<<<<
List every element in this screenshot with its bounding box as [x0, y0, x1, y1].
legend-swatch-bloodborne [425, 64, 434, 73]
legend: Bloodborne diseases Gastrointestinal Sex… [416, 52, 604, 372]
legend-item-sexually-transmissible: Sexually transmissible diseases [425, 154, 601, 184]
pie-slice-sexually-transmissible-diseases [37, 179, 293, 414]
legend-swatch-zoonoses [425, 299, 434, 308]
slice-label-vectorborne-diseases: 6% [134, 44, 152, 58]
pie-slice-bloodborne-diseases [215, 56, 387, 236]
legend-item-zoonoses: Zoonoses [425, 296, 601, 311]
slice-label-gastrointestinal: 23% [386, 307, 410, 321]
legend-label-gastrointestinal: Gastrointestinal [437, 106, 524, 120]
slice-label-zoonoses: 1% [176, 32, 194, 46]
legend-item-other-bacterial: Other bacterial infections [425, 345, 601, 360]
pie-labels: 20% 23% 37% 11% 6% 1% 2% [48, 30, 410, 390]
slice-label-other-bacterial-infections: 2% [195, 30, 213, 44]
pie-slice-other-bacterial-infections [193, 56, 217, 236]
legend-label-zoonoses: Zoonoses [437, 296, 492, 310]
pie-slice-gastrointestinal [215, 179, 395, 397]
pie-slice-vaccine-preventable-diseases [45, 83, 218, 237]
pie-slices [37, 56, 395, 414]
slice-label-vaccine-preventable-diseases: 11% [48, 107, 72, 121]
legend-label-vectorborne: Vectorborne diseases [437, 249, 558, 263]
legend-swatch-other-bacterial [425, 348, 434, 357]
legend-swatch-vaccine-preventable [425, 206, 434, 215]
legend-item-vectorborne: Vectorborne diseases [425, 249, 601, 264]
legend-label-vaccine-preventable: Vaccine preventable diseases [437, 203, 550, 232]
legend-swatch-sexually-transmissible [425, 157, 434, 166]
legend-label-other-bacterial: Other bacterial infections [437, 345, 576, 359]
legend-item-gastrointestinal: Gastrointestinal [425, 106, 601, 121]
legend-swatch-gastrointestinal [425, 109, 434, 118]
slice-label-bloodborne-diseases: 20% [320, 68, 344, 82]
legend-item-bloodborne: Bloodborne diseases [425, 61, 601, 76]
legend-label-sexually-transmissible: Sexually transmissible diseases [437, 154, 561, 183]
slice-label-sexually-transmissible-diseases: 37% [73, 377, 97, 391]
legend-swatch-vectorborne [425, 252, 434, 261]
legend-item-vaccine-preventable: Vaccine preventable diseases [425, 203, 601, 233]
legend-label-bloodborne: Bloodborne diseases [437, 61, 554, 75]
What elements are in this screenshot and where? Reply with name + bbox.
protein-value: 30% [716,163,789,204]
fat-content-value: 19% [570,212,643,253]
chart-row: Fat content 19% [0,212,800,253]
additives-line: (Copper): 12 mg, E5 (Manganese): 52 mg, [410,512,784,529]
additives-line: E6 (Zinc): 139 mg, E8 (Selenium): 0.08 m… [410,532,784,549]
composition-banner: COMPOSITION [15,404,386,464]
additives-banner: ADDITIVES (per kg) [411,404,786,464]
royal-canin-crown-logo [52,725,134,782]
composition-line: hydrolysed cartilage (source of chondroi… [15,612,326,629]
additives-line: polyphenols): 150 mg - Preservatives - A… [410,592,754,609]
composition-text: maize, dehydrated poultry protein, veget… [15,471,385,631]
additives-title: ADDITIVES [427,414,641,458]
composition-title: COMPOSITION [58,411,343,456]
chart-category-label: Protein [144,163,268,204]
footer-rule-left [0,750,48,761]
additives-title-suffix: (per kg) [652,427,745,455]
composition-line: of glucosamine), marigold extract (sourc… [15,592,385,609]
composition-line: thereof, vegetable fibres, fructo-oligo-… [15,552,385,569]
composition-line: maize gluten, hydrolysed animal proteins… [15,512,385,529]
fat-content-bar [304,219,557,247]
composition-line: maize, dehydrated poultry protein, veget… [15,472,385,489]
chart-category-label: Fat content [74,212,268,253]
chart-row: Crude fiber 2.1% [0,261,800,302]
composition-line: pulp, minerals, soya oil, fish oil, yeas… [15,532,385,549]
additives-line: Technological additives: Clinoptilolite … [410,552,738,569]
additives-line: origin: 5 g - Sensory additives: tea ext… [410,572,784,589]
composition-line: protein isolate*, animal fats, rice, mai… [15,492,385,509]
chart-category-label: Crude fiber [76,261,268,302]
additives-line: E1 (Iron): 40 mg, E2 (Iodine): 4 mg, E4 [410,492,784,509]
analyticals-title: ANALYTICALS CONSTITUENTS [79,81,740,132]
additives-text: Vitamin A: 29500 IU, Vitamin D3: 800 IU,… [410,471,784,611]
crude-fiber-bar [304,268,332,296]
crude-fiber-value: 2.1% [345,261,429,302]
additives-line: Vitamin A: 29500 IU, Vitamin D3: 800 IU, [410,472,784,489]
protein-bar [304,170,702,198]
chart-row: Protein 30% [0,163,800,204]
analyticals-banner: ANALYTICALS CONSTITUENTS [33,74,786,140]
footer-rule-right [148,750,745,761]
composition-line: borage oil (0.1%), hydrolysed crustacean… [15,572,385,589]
>>>>
<<<<
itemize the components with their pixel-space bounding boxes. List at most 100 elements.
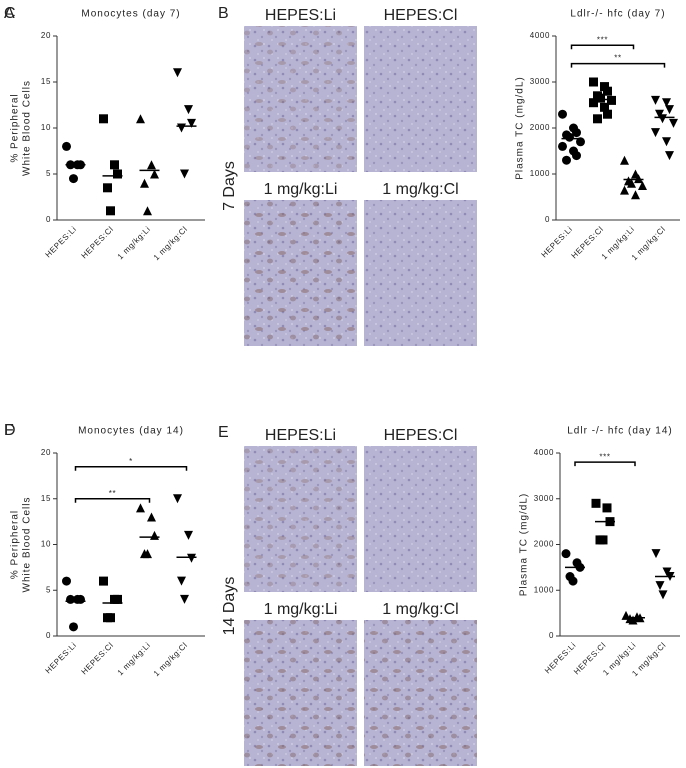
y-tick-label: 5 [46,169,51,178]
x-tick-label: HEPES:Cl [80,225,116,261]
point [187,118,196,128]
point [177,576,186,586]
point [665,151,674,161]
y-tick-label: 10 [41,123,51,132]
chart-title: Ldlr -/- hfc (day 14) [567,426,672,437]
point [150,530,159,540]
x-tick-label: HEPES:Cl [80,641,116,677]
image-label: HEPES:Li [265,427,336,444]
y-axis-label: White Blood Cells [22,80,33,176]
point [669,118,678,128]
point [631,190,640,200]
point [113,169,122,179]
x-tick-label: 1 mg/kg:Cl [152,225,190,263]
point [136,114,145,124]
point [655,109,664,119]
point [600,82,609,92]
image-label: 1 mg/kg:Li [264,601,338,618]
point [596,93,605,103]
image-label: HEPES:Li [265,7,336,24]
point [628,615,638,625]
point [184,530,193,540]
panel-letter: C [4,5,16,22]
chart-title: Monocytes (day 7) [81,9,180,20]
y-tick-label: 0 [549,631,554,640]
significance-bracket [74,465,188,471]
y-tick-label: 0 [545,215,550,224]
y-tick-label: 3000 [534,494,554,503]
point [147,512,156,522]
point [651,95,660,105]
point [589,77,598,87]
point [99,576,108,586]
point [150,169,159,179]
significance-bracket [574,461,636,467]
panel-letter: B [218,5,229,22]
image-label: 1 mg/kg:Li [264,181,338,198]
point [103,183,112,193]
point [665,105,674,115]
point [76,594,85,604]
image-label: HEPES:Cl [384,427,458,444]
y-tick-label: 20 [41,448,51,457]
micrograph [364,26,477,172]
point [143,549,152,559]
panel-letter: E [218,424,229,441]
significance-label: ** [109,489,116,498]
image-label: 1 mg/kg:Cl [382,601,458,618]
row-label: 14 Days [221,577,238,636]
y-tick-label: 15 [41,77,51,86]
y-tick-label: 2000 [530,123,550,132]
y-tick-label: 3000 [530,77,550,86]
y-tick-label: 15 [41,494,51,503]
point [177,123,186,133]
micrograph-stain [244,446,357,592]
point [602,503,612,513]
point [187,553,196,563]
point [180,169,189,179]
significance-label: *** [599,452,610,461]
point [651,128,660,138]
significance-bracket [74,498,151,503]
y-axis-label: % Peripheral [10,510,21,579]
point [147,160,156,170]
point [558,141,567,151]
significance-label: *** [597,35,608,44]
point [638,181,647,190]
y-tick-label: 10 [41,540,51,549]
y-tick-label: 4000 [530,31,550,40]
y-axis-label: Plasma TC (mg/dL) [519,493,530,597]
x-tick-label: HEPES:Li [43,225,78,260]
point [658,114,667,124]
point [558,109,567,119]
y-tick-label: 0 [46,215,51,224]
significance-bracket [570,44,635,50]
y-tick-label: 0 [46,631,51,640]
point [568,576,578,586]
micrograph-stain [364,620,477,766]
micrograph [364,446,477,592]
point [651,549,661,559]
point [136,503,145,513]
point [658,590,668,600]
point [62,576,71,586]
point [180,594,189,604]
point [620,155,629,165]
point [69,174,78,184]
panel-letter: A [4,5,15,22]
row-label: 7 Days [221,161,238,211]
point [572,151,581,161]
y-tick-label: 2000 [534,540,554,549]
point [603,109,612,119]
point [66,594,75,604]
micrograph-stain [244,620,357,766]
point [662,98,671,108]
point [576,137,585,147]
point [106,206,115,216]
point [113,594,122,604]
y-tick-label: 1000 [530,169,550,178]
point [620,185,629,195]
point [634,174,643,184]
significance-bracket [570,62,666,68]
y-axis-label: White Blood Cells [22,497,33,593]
>>>>
**Your assignment:**
Locate all lines in the listing above with the word "dehydrated". Copy them.

**Answer space:**
composition-text: maize, dehydrated poultry protein, veget… [15,471,385,631]
composition-line: maize, dehydrated poultry protein, veget… [15,472,385,489]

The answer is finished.